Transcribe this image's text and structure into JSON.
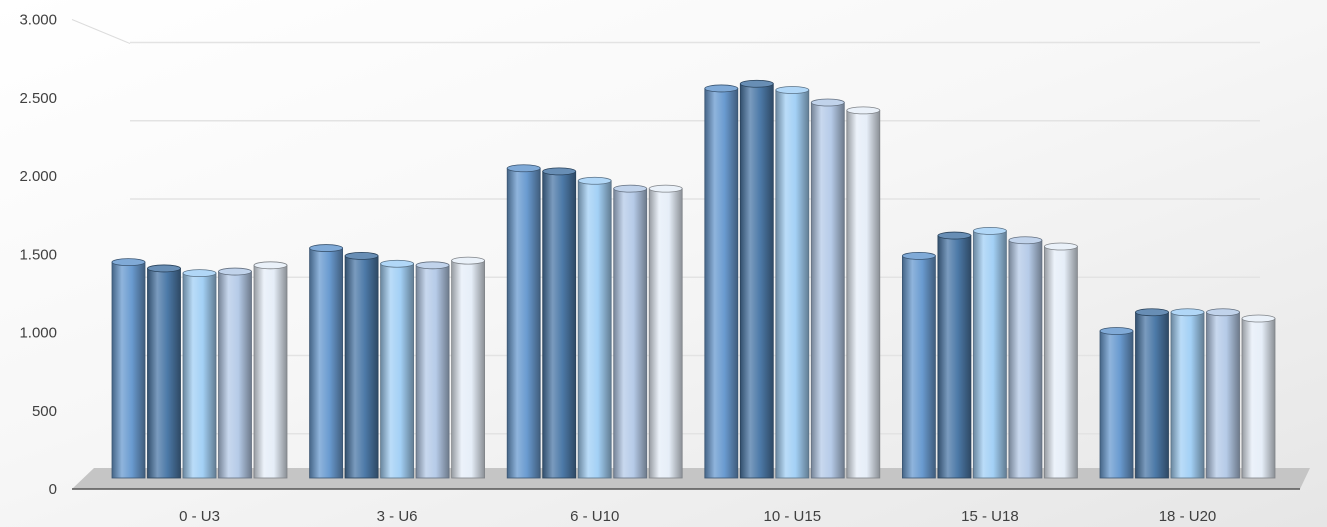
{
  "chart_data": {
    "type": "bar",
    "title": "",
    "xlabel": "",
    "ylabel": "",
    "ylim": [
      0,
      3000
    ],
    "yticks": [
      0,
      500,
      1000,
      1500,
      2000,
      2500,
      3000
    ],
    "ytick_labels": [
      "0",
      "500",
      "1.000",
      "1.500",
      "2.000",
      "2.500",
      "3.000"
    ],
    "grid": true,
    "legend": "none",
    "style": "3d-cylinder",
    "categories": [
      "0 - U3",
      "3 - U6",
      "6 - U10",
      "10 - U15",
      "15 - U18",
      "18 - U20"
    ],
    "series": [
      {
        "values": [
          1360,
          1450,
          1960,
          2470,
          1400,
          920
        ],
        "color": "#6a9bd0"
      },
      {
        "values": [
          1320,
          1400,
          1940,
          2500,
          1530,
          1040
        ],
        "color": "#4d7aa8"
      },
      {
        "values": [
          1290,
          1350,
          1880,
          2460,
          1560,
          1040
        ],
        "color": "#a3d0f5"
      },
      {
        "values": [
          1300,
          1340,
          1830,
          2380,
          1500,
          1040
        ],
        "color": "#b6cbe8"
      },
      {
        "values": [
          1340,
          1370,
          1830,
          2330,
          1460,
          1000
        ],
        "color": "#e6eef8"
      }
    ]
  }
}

※ ※ ※

Copy the data exactly. Any picture it contains is to be omitted.

**Problem solution**
Transcribe this image's text and structure into JSON.
{
  "chart_data": {
    "type": "bar",
    "title": "",
    "xlabel": "",
    "ylabel": "",
    "ylim": [
      0,
      3000
    ],
    "yticks": [
      0,
      500,
      1000,
      1500,
      2000,
      2500,
      3000
    ],
    "ytick_labels": [
      "0",
      "500",
      "1.000",
      "1.500",
      "2.000",
      "2.500",
      "3.000"
    ],
    "grid": true,
    "legend": "none",
    "style": "3d-cylinder",
    "categories": [
      "0 - U3",
      "3 - U6",
      "6 - U10",
      "10 - U15",
      "15 - U18",
      "18 - U20"
    ],
    "series": [
      {
        "values": [
          1360,
          1450,
          1960,
          2470,
          1400,
          920
        ],
        "color": "#6a9bd0"
      },
      {
        "values": [
          1320,
          1400,
          1940,
          2500,
          1530,
          1040
        ],
        "color": "#4d7aa8"
      },
      {
        "values": [
          1290,
          1350,
          1880,
          2460,
          1560,
          1040
        ],
        "color": "#a3d0f5"
      },
      {
        "values": [
          1300,
          1340,
          1830,
          2380,
          1500,
          1040
        ],
        "color": "#b6cbe8"
      },
      {
        "values": [
          1340,
          1370,
          1830,
          2330,
          1460,
          1000
        ],
        "color": "#e6eef8"
      }
    ]
  }
}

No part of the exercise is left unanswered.